Problem statement —
Copy out every line of the items below word for word, omitting the pictures.

Dataset rows —
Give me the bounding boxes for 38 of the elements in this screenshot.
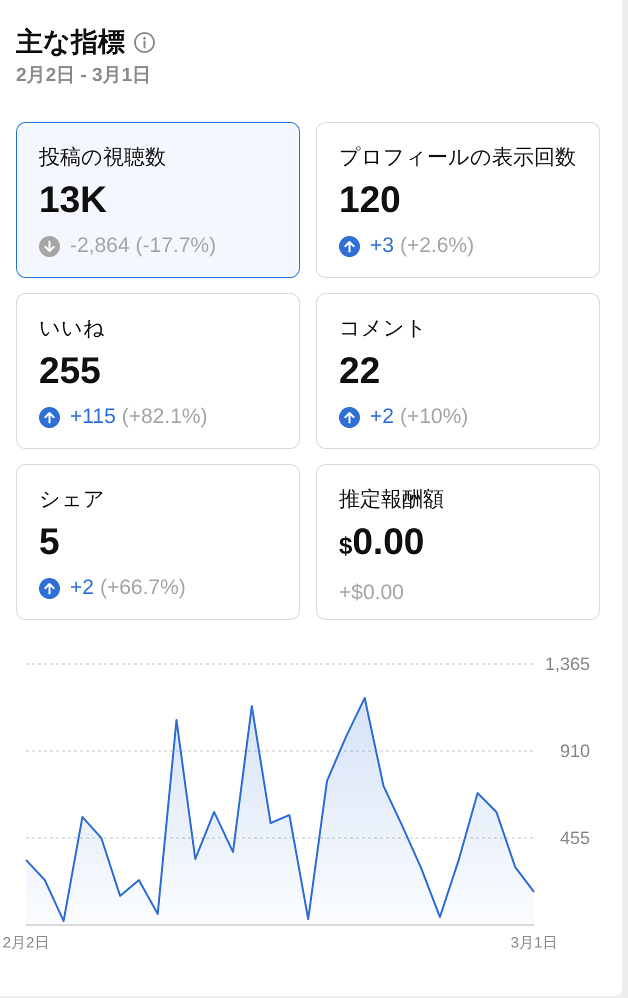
- change-value: +2: [370, 404, 394, 430]
- y-axis-label: 455: [560, 828, 590, 848]
- metric-card[interactable]: プロフィールの表示回数 120 +3 (+2.6%): [316, 122, 600, 278]
- metric-card[interactable]: いいね 255 +115 (+82.1%): [16, 293, 300, 449]
- y-axis-label: 1,365: [544, 654, 590, 674]
- change-percent: (+2.6%): [400, 233, 474, 259]
- change-value: -2,864: [70, 233, 130, 259]
- metric-card[interactable]: コメント 22 +2 (+10%): [316, 293, 600, 449]
- metric-card[interactable]: 推定報酬額 $0.00 +$0.00: [316, 464, 600, 620]
- date-range: 2月2日 - 3月1日: [16, 64, 152, 88]
- metric-value: 5: [39, 521, 60, 563]
- metric-label: コメント: [339, 316, 427, 342]
- change-value: +$0.00: [339, 580, 404, 606]
- change-value: +3: [370, 233, 394, 259]
- metric-label: 投稿の視聴数: [39, 145, 166, 171]
- metric-value: 255: [39, 350, 101, 392]
- change-percent: (+82.1%): [122, 404, 208, 430]
- metric-value: 13K: [39, 179, 107, 221]
- change-value: +115: [70, 404, 116, 430]
- section-title: 主な指標: [16, 26, 125, 59]
- y-axis-label: 910: [560, 741, 590, 761]
- change-value: +2: [70, 575, 94, 601]
- metric-value: 22: [339, 350, 380, 392]
- change-percent: (+10%): [400, 404, 468, 430]
- metric-value: 120: [339, 179, 401, 221]
- change-percent: (-17.7%): [136, 233, 216, 259]
- metric-card[interactable]: シェア 5 +2 (+66.7%): [16, 464, 300, 620]
- change-percent: (+66.7%): [100, 575, 186, 601]
- currency-symbol: $: [339, 532, 352, 562]
- info-icon[interactable]: [134, 32, 155, 52]
- metric-card[interactable]: 投稿の視聴数 13K -2,864 (-17.7%): [16, 122, 300, 278]
- x-axis-label: 2月2日: [2, 934, 50, 952]
- metric-label: シェア: [39, 487, 105, 513]
- metric-label: プロフィールの表示回数: [339, 145, 576, 171]
- x-axis-label: 3月1日: [510, 934, 558, 952]
- metric-label: いいね: [39, 316, 105, 342]
- metric-label: 推定報酬額: [339, 487, 444, 513]
- metric-value: 0.00: [352, 521, 424, 563]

Response to this task —
Give me the bounding boxes for 38 of the elements in this screenshot.
- change-value: +2: [370, 404, 394, 430]
- y-axis-label: 455: [560, 828, 590, 848]
- metric-card[interactable]: プロフィールの表示回数 120 +3 (+2.6%): [316, 122, 600, 278]
- metric-card[interactable]: いいね 255 +115 (+82.1%): [16, 293, 300, 449]
- y-axis-label: 1,365: [544, 654, 590, 674]
- change-percent: (+2.6%): [400, 233, 474, 259]
- change-value: -2,864: [70, 233, 130, 259]
- metric-card[interactable]: コメント 22 +2 (+10%): [316, 293, 600, 449]
- metric-card[interactable]: 推定報酬額 $0.00 +$0.00: [316, 464, 600, 620]
- date-range: 2月2日 - 3月1日: [16, 64, 152, 88]
- metric-value: 5: [39, 521, 60, 563]
- metric-label: コメント: [339, 316, 427, 342]
- change-value: +$0.00: [339, 580, 404, 606]
- change-value: +3: [370, 233, 394, 259]
- metric-label: 投稿の視聴数: [39, 145, 166, 171]
- metric-value: 255: [39, 350, 101, 392]
- change-percent: (+82.1%): [122, 404, 208, 430]
- metric-value: 13K: [39, 179, 107, 221]
- change-value: +115: [70, 404, 116, 430]
- section-title: 主な指標: [16, 26, 125, 59]
- y-axis-label: 910: [560, 741, 590, 761]
- change-value: +2: [70, 575, 94, 601]
- metric-value: 22: [339, 350, 380, 392]
- change-percent: (+10%): [400, 404, 468, 430]
- metric-value: 120: [339, 179, 401, 221]
- change-percent: (-17.7%): [136, 233, 216, 259]
- metric-card[interactable]: シェア 5 +2 (+66.7%): [16, 464, 300, 620]
- change-percent: (+66.7%): [100, 575, 186, 601]
- currency-symbol: $: [339, 532, 352, 562]
- info-icon[interactable]: [134, 32, 155, 52]
- metric-card[interactable]: 投稿の視聴数 13K -2,864 (-17.7%): [16, 122, 300, 278]
- x-axis-label: 2月2日: [2, 934, 50, 952]
- metric-label: シェア: [39, 487, 105, 513]
- metric-label: プロフィールの表示回数: [339, 145, 576, 171]
- x-axis-label: 3月1日: [510, 934, 558, 952]
- metric-label: いいね: [39, 316, 105, 342]
- metric-label: 推定報酬額: [339, 487, 444, 513]
- metric-value: 0.00: [352, 521, 424, 563]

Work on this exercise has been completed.